* Document excerpt *

NYLON — The New York State Senate has approved a series of bills to combat the sale of K2 and other drugs that contain synthetic cannabis.
According to press releases from Senators Patrick M. Gallivan and Catherine Young, the legislative action was prompted by a new report that showed the effects of synthetic cannabinoid use on public health services cost taxpayers $22.7 million in 2015. The bills now go to the NYS Assembly for approval.
“The use of heroin and other synthetic cannabinoids is a public health crisis,” said Gallivan. “No community is immune from the devastating impact of these drugs, which have destroyed too many lives. We must hold those who manufacture and distribute these drugs responsible for their deadly actions.”
Young added that though many cannabinoids are legal, they are causing a statewide health crisis.
“Drug dealers have been using synthetic drugs to stay a step ahead of the law,” said Young. “Our children should not have access to these potentially deadly drugs and this legislative package will help ensure that these drugs, and those who peddle them, are taken off our streets. We need to continue to fight against this growing public-health crisis, and this should only be our first step.”
Law S.2836C adds the current list of known synthetic cannabinoids to the Schedule I list and creates criminal penalties for possession and sale.
Law S.4743 adds Alpha-PVP, known as ‘flakka’ or ‘gravel,’ to the public health law Schedule I of controlled substances.
Law S.1640A amends the Controlled Substances Act to add to the Schedule any analogous drugs.

(Dataset records)

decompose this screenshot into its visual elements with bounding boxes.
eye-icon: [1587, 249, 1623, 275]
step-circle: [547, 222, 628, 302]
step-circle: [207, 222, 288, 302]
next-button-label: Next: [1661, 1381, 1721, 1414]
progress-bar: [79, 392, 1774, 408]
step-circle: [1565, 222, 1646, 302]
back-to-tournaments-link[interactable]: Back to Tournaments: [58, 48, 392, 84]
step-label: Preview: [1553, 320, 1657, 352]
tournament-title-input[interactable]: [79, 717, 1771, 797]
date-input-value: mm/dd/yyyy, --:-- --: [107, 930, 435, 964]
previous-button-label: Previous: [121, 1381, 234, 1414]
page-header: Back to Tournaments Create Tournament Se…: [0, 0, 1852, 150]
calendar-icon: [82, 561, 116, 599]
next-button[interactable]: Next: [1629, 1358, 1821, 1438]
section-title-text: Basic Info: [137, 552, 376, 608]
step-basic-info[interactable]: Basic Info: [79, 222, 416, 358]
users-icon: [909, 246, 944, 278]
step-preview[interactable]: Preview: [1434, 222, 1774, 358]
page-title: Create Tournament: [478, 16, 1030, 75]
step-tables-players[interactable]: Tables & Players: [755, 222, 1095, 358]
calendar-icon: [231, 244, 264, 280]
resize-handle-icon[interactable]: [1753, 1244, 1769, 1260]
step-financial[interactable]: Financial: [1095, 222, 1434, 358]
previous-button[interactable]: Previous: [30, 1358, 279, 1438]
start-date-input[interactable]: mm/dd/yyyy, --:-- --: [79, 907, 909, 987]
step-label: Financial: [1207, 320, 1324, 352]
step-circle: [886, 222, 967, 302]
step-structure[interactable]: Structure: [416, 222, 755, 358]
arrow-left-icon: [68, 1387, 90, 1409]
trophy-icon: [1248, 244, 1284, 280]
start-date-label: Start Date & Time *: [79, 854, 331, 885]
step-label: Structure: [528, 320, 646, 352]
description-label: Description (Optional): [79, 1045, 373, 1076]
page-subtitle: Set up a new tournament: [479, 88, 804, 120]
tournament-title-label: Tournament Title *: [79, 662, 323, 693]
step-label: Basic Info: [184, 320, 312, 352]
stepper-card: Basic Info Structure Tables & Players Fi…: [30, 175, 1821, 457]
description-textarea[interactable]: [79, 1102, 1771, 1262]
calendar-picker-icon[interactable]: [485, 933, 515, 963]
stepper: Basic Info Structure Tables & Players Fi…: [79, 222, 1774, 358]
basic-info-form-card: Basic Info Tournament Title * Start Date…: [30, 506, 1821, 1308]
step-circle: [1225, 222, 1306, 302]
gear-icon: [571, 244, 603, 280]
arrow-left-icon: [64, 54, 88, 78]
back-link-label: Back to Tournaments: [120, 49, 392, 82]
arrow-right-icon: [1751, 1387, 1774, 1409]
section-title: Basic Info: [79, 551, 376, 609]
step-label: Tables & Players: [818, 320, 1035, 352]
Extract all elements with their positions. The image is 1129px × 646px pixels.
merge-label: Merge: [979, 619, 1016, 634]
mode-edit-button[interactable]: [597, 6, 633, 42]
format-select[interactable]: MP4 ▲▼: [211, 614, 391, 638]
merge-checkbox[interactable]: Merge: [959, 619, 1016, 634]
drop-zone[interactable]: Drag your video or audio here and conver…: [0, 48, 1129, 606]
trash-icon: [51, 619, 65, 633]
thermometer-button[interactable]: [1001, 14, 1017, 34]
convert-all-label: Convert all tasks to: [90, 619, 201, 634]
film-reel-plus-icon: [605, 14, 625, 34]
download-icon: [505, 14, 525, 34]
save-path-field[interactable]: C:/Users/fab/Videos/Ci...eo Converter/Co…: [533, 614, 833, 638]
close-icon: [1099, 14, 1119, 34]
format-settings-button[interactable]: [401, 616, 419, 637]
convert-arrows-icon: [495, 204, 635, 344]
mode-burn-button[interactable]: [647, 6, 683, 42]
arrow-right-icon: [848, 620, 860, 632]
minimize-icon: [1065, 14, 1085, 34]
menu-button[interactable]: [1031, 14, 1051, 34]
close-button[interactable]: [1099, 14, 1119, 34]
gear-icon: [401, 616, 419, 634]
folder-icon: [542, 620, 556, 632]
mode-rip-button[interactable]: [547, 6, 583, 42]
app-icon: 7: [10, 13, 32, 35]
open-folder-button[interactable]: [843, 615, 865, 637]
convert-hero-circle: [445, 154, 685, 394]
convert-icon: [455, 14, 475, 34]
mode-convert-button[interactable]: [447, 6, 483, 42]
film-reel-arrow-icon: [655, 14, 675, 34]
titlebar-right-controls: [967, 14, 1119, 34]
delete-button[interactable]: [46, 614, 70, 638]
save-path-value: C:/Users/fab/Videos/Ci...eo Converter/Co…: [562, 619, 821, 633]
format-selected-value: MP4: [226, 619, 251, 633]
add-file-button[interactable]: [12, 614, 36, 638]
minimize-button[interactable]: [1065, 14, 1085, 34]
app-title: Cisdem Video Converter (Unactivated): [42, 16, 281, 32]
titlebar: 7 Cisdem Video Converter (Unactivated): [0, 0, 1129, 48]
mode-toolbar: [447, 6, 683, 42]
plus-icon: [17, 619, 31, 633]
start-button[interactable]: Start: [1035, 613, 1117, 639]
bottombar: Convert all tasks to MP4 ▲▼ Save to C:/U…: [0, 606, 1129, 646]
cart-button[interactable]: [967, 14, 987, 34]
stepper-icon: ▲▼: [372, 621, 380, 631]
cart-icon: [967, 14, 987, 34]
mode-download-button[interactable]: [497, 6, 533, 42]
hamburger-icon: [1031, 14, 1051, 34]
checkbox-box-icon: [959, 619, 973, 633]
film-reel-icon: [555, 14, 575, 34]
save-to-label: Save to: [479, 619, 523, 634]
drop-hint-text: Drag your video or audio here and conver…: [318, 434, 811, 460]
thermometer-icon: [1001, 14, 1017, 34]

* Task *
For the article on the New York Senate's synthetic cannabis bills, tell whether each statement agrees with it, giving yes or no and quoting the words that settle it: 1. The new report found that synthetic cannabinoid use cost taxpayers $22.7 million in 2015. 2. The NYS Assembly has already approved the bills. 3. Law S.4743 puts the drug called "flakka" on Schedule I.

* Result for this task *
1. Yes: "the effects of synthetic cannabinoid use on public health services cost taxpayers $22.7 million in 2015"
2. No: "The bills now go to the NYS Assembly for approval."
3. Yes: "Law S.4743 adds Alpha-PVP, known as ‘flakka’ or ‘gravel,’ to the public health law Schedule I of controlled substances."